Written request: Check every line below for the word "left" and copy the ones that have it.

Extracted material:
** start **

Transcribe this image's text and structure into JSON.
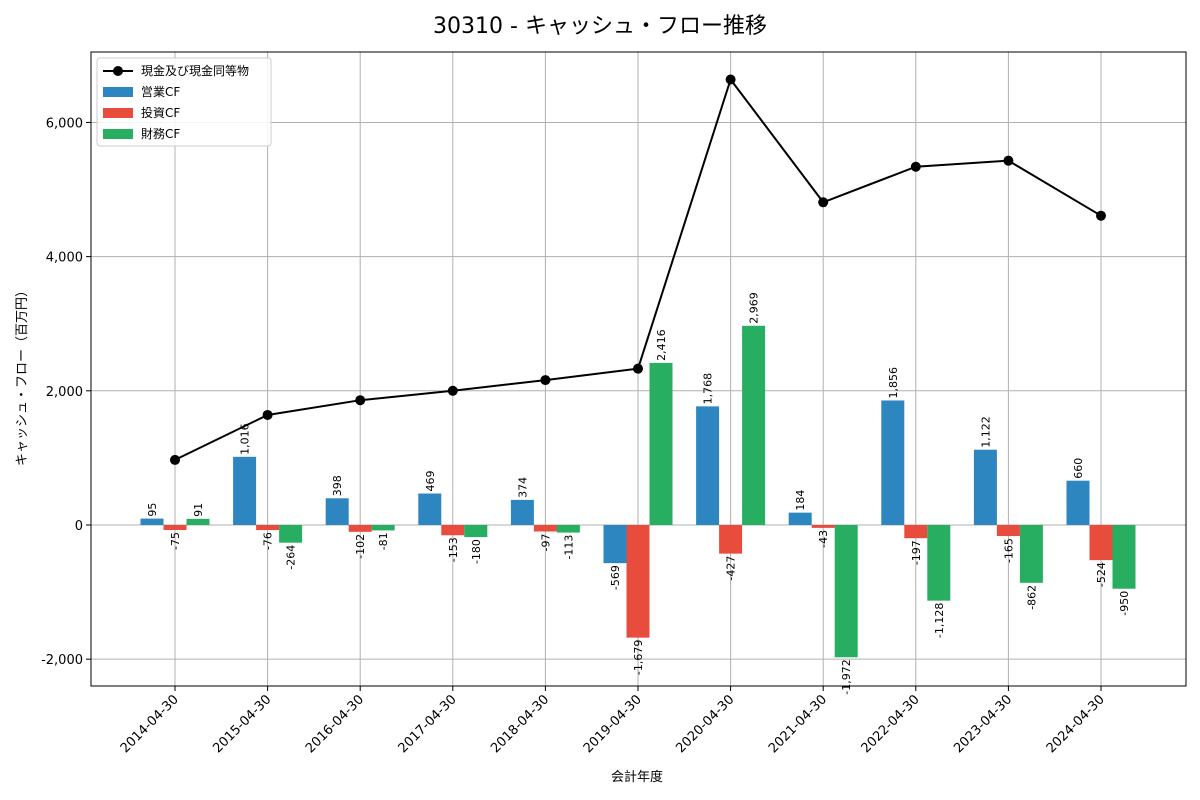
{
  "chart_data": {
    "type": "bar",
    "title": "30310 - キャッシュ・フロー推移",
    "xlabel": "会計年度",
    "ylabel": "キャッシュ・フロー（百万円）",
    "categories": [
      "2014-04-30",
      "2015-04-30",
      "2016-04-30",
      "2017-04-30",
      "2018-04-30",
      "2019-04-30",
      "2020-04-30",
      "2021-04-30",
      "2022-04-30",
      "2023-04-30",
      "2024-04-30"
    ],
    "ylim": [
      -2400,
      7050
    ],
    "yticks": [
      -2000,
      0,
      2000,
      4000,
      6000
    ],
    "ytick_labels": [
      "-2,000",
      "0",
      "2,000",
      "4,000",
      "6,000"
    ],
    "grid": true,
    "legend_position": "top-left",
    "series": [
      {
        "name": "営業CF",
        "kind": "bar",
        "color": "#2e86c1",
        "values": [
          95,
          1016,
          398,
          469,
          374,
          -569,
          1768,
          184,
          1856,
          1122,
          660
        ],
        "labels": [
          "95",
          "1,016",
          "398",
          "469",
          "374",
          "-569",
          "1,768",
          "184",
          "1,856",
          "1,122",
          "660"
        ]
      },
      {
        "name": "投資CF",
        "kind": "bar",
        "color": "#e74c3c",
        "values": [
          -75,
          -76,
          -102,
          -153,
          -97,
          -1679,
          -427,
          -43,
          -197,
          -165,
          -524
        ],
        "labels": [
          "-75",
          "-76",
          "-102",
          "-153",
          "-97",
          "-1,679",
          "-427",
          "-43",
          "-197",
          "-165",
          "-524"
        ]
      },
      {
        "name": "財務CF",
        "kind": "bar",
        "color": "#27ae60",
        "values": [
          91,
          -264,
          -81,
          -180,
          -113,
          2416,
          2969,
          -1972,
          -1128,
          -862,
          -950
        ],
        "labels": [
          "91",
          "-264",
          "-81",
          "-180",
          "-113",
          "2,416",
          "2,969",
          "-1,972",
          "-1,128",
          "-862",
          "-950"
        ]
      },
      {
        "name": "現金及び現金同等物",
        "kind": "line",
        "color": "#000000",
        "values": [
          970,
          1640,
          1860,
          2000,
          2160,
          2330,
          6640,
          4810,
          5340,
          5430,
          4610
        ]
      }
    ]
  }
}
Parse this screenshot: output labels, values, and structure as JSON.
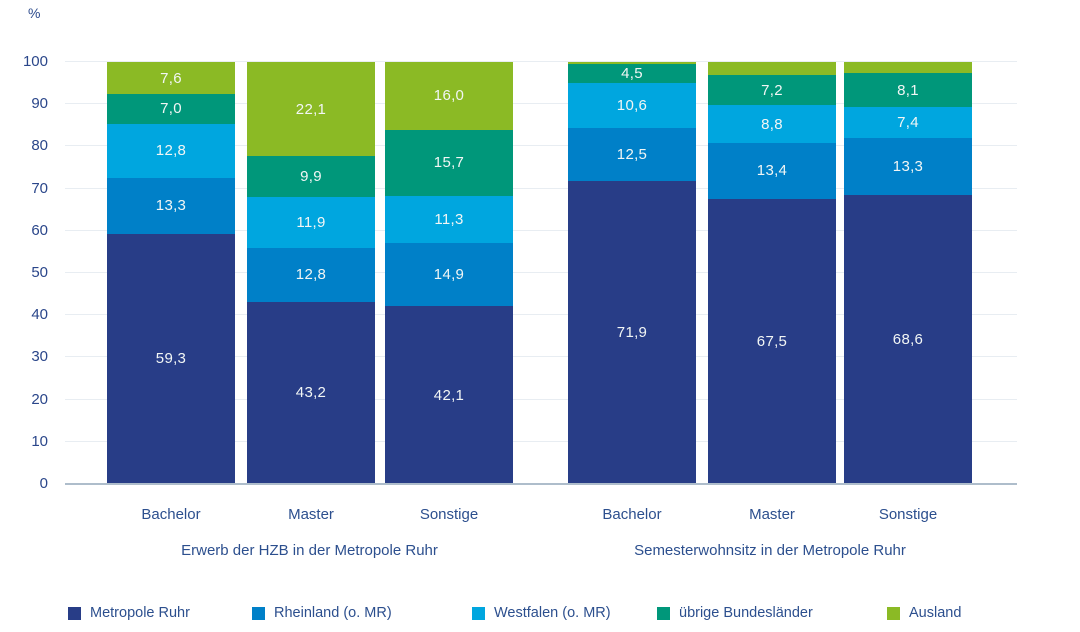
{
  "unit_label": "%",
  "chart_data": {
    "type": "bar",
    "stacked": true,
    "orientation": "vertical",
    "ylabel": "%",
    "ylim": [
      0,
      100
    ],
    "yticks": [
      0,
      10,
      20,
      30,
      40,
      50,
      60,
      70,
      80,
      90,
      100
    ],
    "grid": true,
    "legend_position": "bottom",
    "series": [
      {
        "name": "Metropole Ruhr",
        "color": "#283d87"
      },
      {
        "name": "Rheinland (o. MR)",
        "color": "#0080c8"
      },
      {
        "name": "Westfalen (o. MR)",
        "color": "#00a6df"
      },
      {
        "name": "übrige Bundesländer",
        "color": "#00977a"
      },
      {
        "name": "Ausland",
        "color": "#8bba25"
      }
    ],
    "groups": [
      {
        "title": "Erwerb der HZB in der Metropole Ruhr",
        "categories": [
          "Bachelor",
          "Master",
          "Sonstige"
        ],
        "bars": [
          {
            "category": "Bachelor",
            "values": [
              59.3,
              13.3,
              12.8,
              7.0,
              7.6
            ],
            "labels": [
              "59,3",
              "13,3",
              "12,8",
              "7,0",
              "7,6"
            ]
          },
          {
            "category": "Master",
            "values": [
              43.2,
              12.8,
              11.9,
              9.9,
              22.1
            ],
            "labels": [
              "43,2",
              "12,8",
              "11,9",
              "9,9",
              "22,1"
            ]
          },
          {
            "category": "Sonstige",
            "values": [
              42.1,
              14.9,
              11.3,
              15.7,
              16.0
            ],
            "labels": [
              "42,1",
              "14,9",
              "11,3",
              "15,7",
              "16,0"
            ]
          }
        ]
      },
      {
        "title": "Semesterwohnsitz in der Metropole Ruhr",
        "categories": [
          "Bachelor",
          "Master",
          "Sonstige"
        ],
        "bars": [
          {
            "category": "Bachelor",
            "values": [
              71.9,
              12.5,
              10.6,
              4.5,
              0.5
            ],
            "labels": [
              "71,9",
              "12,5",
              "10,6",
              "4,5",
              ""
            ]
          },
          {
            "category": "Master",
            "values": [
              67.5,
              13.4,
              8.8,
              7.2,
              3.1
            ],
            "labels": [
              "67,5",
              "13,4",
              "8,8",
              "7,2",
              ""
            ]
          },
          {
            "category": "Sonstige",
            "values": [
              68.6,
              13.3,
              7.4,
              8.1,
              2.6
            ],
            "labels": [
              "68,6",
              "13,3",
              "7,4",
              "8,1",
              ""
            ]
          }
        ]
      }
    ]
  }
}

** end **
** start **

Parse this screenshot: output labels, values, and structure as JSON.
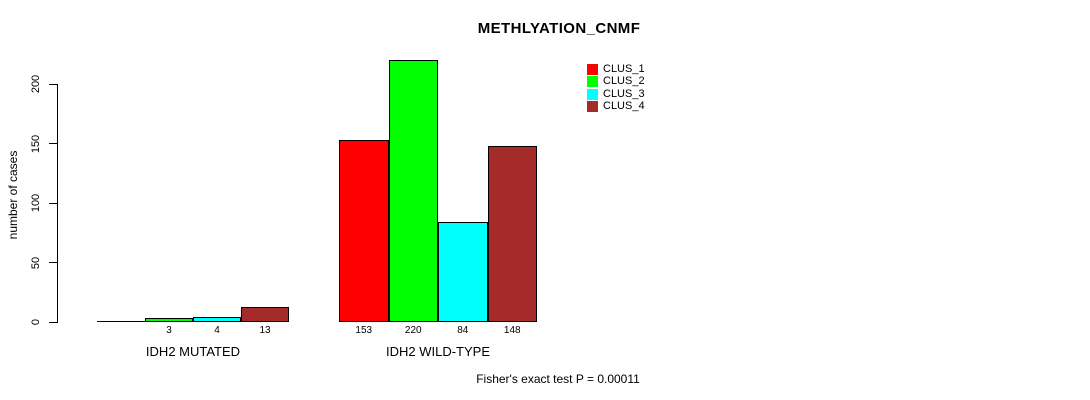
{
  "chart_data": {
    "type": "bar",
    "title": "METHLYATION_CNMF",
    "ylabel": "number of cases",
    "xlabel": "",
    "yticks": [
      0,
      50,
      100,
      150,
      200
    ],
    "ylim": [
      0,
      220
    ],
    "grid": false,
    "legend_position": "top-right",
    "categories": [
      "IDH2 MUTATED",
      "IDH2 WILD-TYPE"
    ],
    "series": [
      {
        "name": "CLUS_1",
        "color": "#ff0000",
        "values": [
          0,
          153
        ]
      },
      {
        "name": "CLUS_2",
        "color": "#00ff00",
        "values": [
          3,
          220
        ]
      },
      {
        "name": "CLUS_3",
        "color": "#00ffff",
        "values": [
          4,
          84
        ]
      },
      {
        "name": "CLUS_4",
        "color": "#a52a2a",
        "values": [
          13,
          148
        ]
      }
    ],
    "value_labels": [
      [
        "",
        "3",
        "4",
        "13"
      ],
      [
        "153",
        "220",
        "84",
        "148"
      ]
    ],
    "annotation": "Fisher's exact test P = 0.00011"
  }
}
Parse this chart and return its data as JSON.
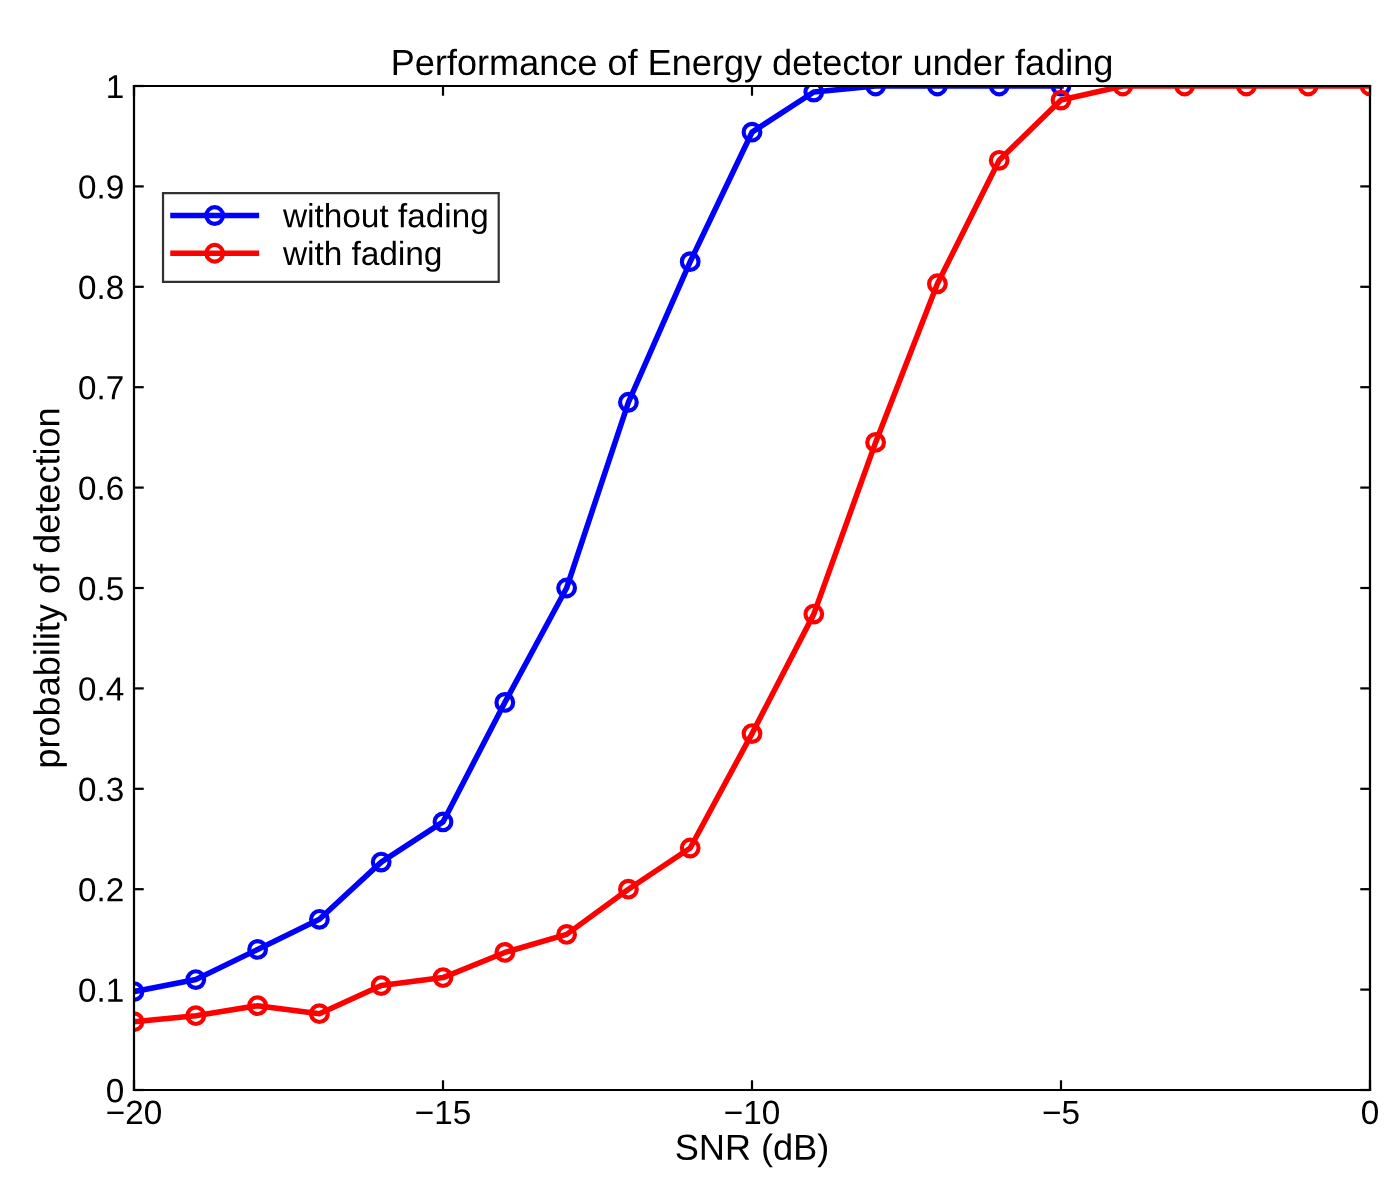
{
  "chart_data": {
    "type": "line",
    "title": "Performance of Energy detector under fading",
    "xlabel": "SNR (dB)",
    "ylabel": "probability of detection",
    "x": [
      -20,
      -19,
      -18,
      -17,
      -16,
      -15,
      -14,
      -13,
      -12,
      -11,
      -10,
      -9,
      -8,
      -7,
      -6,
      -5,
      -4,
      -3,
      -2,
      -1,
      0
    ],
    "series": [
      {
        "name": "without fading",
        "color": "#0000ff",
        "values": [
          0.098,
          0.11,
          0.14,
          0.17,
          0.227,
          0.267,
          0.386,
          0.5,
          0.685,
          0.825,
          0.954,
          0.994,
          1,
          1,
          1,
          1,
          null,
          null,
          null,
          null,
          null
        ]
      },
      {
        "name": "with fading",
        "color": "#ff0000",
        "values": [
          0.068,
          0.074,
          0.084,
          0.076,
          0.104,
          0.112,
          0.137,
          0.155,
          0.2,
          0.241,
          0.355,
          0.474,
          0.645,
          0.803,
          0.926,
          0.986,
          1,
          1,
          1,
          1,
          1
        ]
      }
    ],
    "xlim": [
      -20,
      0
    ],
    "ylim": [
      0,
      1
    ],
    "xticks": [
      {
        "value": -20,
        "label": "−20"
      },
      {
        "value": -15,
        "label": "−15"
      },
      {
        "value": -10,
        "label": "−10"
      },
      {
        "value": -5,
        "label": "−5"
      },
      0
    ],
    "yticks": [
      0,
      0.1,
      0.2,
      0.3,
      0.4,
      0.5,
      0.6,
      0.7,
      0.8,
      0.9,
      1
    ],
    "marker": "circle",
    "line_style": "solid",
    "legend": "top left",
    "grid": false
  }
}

** end **
** start **

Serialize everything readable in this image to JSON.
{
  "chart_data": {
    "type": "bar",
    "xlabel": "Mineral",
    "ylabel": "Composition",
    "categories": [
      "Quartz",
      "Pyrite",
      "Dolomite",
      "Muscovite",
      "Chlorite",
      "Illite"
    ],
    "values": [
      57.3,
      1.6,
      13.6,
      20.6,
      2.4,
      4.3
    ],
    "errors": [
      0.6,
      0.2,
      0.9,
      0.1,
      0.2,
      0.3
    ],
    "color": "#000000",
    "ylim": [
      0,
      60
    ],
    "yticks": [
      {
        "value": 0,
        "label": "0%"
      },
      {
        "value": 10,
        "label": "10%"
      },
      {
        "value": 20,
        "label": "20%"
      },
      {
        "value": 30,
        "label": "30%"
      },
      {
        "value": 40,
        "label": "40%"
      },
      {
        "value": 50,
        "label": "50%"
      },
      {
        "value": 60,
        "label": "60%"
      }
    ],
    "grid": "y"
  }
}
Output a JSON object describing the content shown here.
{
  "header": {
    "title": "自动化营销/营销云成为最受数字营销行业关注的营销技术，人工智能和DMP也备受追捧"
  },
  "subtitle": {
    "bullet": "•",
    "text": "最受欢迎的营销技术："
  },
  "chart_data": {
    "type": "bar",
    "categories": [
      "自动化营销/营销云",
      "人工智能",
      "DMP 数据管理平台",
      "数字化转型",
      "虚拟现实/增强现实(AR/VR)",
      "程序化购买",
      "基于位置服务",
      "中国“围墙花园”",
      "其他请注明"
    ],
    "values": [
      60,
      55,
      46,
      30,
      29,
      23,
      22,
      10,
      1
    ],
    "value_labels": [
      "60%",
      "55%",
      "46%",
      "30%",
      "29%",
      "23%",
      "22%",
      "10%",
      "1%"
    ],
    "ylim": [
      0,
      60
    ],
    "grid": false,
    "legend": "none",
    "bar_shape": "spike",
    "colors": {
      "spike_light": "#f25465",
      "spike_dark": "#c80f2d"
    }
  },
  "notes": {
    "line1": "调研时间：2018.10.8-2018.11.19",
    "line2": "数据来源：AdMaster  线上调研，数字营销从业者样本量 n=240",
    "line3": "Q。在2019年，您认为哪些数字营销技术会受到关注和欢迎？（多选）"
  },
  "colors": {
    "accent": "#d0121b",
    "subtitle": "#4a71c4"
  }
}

** end **

Solution:
    "legend_position": "top-left",
    "legend": "top left",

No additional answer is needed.